INSTRUCTIONS TO FOLLOW: Copy out the rows exactly, from the start of the rows through the line that contains "value-label: 10,34% xyxy=(442,264,478,274)".

-- Start ENTRIES SHOWN --

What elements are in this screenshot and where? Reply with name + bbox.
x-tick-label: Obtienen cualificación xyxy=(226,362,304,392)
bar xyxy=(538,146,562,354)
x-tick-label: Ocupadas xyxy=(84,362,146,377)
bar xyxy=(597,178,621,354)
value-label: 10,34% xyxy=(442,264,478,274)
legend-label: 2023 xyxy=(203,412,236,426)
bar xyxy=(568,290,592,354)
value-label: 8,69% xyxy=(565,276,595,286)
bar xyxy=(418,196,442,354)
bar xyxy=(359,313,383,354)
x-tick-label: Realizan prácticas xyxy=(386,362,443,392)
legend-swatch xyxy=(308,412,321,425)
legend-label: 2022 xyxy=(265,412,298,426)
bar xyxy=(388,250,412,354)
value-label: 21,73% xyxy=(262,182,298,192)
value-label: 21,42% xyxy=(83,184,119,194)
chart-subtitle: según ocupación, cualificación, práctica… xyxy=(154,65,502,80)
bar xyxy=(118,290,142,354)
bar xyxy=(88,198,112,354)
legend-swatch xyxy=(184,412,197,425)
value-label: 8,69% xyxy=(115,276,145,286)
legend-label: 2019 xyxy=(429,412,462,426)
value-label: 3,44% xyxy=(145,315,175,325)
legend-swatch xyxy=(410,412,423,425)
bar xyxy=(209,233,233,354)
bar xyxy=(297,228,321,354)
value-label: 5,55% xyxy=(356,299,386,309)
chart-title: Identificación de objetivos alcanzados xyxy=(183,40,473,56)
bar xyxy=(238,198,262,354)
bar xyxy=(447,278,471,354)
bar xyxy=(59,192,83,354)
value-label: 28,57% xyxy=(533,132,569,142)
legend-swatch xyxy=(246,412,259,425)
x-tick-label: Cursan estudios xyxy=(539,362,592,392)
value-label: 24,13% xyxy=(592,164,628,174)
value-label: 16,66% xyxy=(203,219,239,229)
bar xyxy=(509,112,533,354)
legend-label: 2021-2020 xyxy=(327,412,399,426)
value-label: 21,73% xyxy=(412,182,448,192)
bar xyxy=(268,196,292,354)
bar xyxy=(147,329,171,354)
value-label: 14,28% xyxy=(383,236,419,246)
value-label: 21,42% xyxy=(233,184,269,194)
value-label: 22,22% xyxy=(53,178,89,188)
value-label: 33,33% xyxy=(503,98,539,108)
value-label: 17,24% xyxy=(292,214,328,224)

-- End ENTRIES SHOWN --

WRITTEN ANSWER:
What elements are in this screenshot and where? Reply with name + bbox.
x-tick-label: Obtienen cualificación xyxy=(226,362,304,392)
bar xyxy=(538,146,562,354)
x-tick-label: Ocupadas xyxy=(84,362,146,377)
bar xyxy=(597,178,621,354)
value-label: 10,34% xyxy=(442,264,478,274)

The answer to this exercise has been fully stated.